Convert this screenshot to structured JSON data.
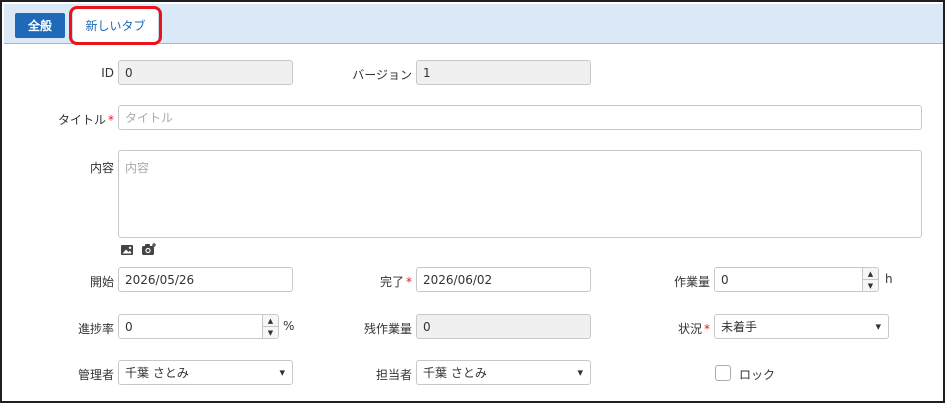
{
  "tabs": {
    "main_label": "全般",
    "new_label": "新しいタブ"
  },
  "fields": {
    "id": {
      "label": "ID",
      "value": "0"
    },
    "version": {
      "label": "バージョン",
      "value": "1"
    },
    "title": {
      "label": "タイトル",
      "placeholder": "タイトル",
      "required_mark": "*"
    },
    "content": {
      "label": "内容",
      "placeholder": "内容"
    },
    "start": {
      "label": "開始",
      "value": "2026/05/26"
    },
    "end": {
      "label": "完了",
      "value": "2026/06/02",
      "required_mark": "*"
    },
    "workload": {
      "label": "作業量",
      "value": "0",
      "unit": "h"
    },
    "progress": {
      "label": "進捗率",
      "value": "0",
      "unit": "%"
    },
    "remaining": {
      "label": "残作業量",
      "value": "0"
    },
    "status": {
      "label": "状況",
      "value": "未着手",
      "required_mark": "*"
    },
    "manager": {
      "label": "管理者",
      "value": "千葉 さとみ"
    },
    "assignee": {
      "label": "担当者",
      "value": "千葉 さとみ"
    },
    "lock": {
      "label": "ロック",
      "checked": false
    }
  },
  "colors": {
    "accent": "#1e6ab8",
    "tabbar_bg": "#dbe8f5",
    "highlight": "#e8141b"
  },
  "icons": {
    "image": "image-icon",
    "camera": "camera-icon",
    "spin_up": "spin-up-icon",
    "spin_down": "spin-down-icon",
    "select": "chevron-down-icon"
  }
}
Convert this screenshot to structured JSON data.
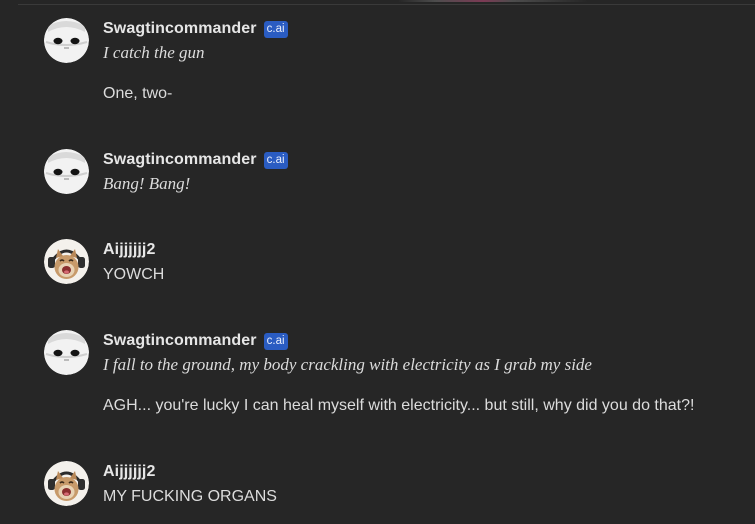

Problem to work on:
Strip out the pictures and quote the remaining data word for word.

Solution:
Convert this screenshot to structured JSON data.
{
  "tabs": {
    "main_label": "全般",
    "new_label": "新しいタブ"
  },
  "fields": {
    "id": {
      "label": "ID",
      "value": "0"
    },
    "version": {
      "label": "バージョン",
      "value": "1"
    },
    "title": {
      "label": "タイトル",
      "placeholder": "タイトル",
      "required_mark": "*"
    },
    "content": {
      "label": "内容",
      "placeholder": "内容"
    },
    "start": {
      "label": "開始",
      "value": "2026/05/26"
    },
    "end": {
      "label": "完了",
      "value": "2026/06/02",
      "required_mark": "*"
    },
    "workload": {
      "label": "作業量",
      "value": "0",
      "unit": "h"
    },
    "progress": {
      "label": "進捗率",
      "value": "0",
      "unit": "%"
    },
    "remaining": {
      "label": "残作業量",
      "value": "0"
    },
    "status": {
      "label": "状況",
      "value": "未着手",
      "required_mark": "*"
    },
    "manager": {
      "label": "管理者",
      "value": "千葉 さとみ"
    },
    "assignee": {
      "label": "担当者",
      "value": "千葉 さとみ"
    },
    "lock": {
      "label": "ロック",
      "checked": false
    }
  },
  "colors": {
    "accent": "#1e6ab8",
    "tabbar_bg": "#dbe8f5",
    "highlight": "#e8141b"
  },
  "icons": {
    "image": "image-icon",
    "camera": "camera-icon",
    "spin_up": "spin-up-icon",
    "spin_down": "spin-down-icon",
    "select": "chevron-down-icon"
  }
}
Convert this screenshot to structured JSON data.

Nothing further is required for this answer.